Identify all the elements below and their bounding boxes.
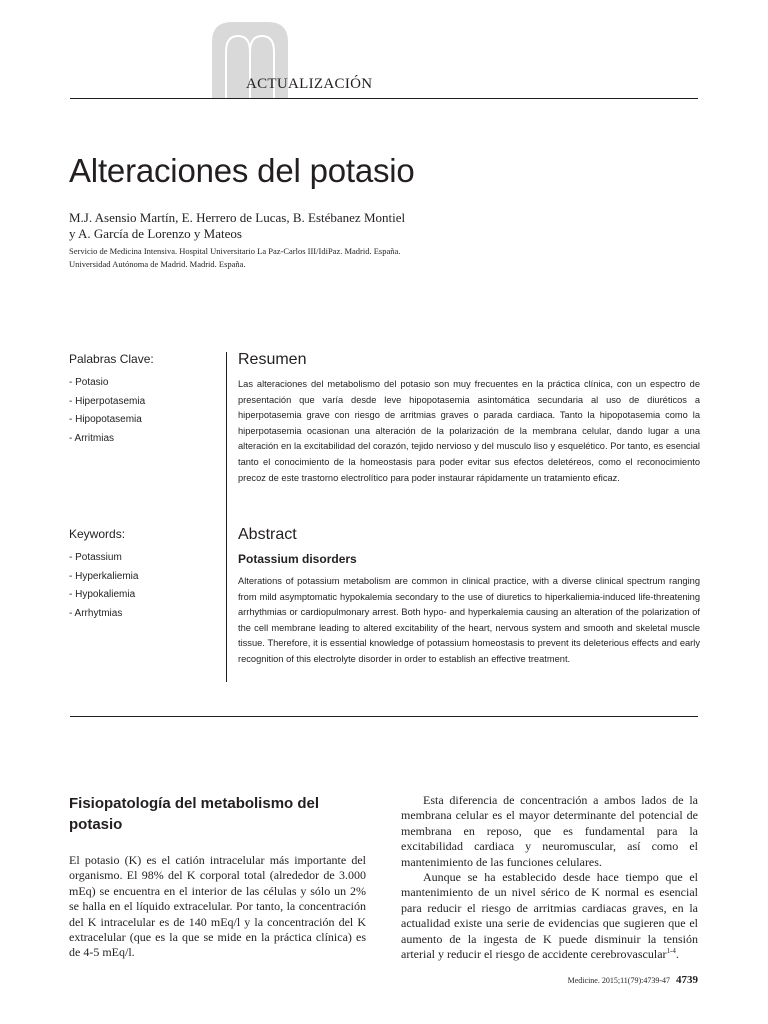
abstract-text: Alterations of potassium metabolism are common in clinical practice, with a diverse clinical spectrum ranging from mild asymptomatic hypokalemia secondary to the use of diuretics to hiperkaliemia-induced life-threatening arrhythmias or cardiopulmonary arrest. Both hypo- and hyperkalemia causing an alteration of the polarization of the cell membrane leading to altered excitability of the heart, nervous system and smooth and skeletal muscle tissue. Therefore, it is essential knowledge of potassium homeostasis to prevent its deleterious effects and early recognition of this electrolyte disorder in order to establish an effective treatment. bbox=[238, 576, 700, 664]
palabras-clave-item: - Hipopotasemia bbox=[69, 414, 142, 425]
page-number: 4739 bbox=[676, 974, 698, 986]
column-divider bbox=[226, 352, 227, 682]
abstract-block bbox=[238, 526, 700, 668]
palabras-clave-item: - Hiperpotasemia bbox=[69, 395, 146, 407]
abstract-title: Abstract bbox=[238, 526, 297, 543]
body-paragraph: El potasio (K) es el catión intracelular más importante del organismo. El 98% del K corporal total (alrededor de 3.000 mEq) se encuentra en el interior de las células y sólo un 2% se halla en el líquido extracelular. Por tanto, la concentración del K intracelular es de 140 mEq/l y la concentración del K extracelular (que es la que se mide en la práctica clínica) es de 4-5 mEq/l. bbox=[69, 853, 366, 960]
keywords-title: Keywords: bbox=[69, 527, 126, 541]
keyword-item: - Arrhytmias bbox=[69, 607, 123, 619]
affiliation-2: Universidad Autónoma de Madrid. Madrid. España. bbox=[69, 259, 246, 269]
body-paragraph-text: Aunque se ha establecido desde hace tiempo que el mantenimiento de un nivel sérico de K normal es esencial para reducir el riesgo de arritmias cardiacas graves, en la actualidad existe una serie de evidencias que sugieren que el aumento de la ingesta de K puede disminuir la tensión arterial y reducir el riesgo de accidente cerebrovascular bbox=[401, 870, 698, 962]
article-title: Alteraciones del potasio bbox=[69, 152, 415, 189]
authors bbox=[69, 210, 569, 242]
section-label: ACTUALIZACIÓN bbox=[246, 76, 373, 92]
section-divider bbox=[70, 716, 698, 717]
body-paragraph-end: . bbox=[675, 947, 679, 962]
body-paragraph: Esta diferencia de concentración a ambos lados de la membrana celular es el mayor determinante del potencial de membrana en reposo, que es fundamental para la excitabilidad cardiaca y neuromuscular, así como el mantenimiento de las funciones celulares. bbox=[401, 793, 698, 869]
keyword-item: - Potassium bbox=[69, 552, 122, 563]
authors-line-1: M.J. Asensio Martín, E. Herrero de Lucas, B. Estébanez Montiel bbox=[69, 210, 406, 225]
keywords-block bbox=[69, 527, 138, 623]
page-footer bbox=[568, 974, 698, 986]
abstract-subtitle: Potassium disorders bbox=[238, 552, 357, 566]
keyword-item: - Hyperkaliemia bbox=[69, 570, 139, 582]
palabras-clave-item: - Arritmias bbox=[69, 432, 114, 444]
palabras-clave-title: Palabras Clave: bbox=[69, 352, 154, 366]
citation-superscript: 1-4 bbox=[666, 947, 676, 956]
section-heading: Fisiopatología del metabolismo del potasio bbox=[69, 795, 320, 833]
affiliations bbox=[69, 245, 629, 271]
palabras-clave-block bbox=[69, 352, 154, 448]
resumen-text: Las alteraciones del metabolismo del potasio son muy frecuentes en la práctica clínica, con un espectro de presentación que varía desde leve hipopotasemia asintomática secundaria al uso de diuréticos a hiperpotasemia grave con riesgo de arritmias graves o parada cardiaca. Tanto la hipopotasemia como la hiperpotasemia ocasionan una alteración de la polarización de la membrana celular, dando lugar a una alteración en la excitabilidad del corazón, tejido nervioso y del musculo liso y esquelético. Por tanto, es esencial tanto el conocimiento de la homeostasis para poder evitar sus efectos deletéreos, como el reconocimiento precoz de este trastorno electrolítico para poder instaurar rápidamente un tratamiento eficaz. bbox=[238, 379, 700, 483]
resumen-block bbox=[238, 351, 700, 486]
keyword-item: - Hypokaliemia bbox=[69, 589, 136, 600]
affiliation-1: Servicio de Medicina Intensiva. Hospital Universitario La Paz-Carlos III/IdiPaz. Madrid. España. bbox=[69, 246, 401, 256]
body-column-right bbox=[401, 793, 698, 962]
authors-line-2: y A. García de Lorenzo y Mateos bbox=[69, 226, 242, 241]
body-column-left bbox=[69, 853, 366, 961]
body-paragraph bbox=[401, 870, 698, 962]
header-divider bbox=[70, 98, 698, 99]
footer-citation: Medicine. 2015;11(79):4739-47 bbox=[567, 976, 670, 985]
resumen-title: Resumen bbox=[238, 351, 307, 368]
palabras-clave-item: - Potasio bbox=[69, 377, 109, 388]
—————
* [What this task involves] Please gather every line in the entries above that contains the word "Madrid". Treat the match as case-sensitive.

* [Right answer]
affiliation-2: Universidad Autónoma de Madrid. Madrid. España. bbox=[69, 259, 246, 269]
affiliation-1: Servicio de Medicina Intensiva. Hospital Universitario La Paz-Carlos III/IdiPaz. Madrid. España. bbox=[69, 246, 401, 256]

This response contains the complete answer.